** Start Records provided **

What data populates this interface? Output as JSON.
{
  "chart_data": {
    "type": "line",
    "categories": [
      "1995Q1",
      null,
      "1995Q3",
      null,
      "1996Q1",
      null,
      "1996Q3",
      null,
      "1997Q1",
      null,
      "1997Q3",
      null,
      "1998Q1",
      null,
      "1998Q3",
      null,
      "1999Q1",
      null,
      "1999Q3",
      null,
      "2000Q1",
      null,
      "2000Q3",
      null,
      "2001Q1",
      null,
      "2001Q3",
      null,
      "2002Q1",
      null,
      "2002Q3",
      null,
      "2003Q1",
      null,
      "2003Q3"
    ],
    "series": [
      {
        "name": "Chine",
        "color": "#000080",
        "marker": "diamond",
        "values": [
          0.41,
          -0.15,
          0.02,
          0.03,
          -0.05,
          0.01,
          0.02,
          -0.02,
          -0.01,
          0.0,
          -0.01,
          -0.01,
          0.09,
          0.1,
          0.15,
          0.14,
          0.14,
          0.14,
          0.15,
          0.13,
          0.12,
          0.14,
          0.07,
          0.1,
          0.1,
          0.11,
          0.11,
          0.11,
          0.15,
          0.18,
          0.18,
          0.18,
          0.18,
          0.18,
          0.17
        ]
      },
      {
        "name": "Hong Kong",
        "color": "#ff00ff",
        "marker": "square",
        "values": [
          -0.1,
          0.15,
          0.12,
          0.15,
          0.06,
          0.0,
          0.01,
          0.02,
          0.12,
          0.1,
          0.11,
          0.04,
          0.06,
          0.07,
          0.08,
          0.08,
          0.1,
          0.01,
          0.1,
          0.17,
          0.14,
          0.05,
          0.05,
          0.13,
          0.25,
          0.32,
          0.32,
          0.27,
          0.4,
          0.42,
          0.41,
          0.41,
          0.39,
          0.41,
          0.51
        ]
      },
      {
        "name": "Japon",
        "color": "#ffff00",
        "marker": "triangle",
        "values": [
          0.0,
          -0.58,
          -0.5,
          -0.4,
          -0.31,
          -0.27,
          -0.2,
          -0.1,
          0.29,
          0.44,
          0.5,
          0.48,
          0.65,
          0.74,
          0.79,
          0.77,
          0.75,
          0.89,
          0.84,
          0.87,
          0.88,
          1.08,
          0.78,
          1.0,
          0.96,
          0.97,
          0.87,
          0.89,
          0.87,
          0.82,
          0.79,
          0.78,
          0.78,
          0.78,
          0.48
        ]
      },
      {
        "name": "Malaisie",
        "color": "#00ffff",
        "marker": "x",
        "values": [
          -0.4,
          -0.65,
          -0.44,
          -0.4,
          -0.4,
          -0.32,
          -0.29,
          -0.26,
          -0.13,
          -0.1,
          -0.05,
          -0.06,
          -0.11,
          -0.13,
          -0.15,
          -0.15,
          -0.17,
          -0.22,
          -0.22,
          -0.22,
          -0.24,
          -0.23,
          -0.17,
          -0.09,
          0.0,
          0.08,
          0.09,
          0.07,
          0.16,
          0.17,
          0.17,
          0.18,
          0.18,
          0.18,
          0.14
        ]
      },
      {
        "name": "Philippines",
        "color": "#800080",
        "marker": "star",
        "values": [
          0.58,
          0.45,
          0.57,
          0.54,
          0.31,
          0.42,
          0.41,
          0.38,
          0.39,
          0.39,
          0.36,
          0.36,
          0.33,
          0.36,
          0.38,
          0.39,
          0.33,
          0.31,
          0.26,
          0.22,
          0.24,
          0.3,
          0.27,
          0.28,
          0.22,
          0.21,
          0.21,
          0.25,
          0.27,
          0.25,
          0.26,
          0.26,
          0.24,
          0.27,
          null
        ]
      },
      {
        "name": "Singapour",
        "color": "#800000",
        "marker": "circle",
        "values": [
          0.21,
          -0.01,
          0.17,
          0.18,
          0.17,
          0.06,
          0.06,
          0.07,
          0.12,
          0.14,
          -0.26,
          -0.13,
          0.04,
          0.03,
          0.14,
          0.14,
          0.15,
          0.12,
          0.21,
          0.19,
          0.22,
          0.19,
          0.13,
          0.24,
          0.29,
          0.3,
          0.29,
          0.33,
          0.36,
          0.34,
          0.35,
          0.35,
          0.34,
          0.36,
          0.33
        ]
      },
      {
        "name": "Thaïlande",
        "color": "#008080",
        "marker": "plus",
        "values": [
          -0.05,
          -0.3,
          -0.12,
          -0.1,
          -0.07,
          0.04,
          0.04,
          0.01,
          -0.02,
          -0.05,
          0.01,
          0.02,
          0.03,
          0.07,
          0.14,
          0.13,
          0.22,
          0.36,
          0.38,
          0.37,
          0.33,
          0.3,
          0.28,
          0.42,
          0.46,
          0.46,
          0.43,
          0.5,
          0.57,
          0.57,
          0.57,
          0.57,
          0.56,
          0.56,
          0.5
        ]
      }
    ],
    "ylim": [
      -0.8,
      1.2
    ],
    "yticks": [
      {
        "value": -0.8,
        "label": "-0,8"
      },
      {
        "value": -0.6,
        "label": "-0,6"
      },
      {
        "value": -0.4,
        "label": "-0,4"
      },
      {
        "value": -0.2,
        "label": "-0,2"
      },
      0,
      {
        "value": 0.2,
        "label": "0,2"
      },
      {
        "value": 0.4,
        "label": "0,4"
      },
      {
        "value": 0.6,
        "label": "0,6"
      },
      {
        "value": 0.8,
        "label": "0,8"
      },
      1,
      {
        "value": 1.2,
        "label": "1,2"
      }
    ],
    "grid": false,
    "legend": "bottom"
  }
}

** End Records provided **
** Start Records provided **

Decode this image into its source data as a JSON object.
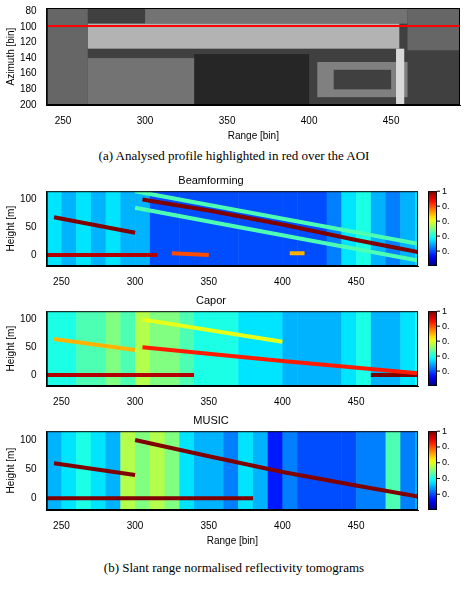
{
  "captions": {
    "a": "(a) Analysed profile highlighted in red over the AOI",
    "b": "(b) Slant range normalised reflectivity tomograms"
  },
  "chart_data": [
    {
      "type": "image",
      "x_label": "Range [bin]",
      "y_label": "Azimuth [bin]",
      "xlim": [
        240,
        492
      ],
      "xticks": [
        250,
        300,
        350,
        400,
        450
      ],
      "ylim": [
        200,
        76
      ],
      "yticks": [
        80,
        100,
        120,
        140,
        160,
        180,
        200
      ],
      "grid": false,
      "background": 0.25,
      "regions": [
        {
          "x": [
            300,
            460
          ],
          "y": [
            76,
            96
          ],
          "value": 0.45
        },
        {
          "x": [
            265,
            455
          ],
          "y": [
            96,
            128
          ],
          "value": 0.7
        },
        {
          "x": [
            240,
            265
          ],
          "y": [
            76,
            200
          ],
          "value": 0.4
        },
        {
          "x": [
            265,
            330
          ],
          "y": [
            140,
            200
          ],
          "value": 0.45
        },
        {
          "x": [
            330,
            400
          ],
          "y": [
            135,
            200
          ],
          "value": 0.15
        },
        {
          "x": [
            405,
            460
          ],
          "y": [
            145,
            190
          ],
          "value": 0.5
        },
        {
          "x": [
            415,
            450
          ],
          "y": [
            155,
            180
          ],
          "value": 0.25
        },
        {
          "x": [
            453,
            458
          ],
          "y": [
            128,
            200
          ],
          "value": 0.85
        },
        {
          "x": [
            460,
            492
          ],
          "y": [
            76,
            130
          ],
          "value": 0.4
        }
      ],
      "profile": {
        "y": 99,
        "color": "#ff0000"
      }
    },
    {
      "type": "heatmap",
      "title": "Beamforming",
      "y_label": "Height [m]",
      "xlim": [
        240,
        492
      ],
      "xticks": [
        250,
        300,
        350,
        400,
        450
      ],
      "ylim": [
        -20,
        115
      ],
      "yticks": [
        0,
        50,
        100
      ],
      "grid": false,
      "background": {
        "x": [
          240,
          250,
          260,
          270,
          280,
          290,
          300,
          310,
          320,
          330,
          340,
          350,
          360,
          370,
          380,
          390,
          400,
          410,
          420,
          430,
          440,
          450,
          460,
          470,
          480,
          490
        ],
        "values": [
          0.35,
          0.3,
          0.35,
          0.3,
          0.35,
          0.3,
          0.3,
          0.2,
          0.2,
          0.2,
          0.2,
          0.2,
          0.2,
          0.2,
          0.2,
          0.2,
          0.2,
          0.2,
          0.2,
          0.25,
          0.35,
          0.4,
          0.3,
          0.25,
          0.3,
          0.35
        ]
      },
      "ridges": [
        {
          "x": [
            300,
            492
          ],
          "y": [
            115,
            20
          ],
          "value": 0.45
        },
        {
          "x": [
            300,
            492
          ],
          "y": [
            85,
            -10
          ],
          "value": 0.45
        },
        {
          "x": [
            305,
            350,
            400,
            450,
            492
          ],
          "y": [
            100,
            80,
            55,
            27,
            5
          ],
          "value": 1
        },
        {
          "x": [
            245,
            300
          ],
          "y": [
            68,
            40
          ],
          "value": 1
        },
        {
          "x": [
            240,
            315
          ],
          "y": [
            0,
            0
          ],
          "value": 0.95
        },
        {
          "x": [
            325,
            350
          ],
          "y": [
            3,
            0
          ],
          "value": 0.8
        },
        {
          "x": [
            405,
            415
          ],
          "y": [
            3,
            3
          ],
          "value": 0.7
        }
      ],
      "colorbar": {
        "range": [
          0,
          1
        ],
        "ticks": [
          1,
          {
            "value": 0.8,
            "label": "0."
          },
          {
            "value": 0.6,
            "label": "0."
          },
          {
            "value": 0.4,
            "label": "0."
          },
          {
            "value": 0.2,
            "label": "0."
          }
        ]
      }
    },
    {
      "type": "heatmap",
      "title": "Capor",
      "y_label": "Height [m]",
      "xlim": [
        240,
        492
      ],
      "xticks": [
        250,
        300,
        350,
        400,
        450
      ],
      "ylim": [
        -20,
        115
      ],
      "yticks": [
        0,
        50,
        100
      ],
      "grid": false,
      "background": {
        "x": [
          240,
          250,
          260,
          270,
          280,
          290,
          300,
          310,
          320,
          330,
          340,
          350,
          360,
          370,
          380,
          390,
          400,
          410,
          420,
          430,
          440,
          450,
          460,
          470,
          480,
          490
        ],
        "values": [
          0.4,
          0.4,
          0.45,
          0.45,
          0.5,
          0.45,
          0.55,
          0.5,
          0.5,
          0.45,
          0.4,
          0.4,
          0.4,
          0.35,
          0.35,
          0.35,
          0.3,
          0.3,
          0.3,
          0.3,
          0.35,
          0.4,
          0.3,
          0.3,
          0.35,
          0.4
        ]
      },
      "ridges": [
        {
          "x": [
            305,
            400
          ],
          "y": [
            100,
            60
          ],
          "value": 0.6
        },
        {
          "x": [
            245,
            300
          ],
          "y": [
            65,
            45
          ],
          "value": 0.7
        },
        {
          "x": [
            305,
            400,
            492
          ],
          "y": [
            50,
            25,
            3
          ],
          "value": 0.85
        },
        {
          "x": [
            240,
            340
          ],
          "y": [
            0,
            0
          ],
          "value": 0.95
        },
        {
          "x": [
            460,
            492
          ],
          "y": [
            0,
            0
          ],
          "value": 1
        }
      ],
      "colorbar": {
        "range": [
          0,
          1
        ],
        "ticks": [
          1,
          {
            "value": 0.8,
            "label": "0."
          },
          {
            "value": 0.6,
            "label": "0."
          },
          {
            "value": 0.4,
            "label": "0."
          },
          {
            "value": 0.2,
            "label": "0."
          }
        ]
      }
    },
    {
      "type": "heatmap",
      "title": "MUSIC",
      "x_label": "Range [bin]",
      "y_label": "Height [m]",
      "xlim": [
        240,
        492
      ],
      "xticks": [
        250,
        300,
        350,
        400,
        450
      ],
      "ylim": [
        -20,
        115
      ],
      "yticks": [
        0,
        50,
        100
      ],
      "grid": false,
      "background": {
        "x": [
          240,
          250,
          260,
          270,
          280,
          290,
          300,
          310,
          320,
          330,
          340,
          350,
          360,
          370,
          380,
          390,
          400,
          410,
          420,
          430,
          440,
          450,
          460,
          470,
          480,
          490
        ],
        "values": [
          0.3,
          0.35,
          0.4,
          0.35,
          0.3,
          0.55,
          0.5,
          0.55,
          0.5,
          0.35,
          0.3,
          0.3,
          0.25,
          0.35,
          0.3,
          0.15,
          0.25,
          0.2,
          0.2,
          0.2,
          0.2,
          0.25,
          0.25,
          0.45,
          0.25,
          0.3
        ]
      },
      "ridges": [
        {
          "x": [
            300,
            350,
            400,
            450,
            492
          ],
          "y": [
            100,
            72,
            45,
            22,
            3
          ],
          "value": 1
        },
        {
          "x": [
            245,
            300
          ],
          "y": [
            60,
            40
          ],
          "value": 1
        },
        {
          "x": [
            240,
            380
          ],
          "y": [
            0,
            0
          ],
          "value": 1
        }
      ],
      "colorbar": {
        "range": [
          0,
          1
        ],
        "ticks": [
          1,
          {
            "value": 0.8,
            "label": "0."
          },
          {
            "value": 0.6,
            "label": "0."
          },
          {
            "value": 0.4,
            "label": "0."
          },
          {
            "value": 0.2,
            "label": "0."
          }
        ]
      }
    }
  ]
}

** End Records provided **
** Start Records provided **

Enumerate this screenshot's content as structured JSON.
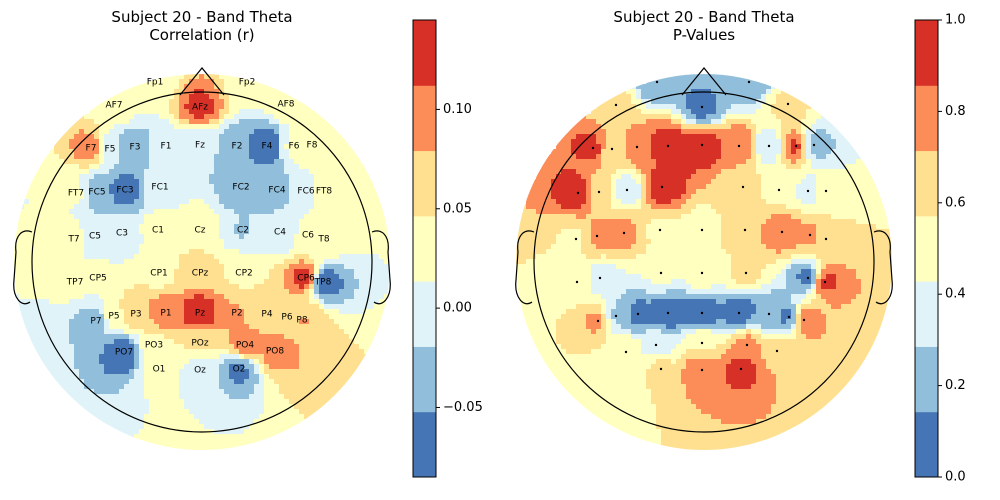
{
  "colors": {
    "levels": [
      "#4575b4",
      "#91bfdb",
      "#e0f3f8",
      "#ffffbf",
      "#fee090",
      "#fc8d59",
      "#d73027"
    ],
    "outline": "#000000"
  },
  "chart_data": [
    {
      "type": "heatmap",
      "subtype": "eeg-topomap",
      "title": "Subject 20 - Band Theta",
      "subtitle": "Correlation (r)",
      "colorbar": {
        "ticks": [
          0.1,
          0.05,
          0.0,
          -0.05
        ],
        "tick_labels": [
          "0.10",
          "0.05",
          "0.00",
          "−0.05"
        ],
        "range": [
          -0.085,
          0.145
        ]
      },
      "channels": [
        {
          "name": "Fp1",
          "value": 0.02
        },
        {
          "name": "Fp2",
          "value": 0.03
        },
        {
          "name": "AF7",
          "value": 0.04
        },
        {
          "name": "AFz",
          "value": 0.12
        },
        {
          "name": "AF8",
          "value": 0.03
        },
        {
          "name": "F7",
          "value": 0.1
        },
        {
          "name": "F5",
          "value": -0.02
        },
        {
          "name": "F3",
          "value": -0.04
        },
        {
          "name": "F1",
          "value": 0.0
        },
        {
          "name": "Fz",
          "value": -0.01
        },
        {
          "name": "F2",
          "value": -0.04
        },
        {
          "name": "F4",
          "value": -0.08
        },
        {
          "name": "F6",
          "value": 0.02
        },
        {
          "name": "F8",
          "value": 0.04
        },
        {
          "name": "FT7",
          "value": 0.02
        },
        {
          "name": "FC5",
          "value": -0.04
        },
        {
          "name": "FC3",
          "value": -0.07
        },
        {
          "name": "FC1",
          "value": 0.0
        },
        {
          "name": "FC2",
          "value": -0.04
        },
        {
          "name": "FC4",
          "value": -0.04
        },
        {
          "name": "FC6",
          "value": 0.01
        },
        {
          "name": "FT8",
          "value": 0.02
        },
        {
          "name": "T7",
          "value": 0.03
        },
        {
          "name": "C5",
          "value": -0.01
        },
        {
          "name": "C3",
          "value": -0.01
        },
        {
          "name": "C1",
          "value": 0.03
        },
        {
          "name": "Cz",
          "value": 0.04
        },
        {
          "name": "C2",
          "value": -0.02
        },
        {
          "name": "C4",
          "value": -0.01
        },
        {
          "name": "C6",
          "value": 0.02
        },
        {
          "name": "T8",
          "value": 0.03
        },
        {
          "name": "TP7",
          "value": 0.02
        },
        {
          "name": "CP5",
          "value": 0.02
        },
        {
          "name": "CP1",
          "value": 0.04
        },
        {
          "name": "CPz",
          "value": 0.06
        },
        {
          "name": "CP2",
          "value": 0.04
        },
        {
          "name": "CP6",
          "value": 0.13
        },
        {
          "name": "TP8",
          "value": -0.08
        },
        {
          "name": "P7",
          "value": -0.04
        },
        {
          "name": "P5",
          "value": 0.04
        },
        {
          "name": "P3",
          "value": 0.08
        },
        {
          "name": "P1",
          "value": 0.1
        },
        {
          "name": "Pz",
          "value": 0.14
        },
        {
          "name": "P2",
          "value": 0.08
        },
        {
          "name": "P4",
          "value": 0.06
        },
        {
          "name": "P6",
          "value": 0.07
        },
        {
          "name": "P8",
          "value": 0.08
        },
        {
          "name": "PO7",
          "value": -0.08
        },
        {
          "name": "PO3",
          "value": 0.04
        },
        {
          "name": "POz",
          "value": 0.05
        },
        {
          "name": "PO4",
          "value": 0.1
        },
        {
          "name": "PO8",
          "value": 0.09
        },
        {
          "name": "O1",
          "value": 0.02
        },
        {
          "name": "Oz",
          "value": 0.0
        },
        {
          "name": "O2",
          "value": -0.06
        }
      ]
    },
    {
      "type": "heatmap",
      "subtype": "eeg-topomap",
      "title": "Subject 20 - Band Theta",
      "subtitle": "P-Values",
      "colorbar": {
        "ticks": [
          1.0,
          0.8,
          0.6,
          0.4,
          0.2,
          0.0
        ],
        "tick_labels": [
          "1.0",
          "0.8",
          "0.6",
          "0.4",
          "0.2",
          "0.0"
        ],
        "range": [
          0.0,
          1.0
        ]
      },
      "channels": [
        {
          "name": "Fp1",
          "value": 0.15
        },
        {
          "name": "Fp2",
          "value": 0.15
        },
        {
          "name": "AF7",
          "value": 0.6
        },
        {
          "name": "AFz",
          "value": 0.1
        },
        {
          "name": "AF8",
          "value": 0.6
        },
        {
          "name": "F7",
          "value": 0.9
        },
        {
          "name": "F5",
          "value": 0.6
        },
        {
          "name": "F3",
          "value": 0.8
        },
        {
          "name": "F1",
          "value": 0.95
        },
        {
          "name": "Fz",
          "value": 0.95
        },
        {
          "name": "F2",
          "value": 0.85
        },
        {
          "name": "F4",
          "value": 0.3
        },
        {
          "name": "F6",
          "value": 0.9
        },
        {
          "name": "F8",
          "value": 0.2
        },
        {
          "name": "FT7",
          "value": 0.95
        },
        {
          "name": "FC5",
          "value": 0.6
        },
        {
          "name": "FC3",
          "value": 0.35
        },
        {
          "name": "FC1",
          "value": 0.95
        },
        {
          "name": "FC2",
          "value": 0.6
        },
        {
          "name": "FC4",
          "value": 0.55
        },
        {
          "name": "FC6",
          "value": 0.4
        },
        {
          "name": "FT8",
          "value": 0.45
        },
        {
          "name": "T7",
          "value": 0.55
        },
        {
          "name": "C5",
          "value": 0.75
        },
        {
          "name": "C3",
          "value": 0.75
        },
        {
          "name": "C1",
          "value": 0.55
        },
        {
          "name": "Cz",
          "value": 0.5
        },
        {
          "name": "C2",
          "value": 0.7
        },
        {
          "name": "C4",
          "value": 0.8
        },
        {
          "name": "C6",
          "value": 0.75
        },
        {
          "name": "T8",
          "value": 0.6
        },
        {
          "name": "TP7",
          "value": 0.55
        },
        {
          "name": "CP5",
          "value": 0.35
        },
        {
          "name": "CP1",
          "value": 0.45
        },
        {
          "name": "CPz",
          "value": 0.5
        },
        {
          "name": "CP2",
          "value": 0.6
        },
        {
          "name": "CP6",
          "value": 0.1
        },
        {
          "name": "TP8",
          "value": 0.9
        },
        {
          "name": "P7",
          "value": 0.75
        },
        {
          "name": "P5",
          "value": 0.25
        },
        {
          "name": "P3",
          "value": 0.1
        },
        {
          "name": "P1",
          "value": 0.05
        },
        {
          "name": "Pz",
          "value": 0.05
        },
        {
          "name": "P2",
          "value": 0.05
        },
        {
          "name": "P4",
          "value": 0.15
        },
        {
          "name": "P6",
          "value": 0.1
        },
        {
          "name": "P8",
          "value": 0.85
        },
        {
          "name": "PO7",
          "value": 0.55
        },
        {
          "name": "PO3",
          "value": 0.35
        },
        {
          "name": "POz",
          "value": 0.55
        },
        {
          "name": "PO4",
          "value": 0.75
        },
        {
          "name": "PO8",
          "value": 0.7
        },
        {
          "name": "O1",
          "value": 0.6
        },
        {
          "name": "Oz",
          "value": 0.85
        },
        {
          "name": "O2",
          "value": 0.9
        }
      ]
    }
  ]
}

** End Records provided **

Description of the task: Of all the lines in the material above, how many contain the word "image"? Give only the count.

Solution: 2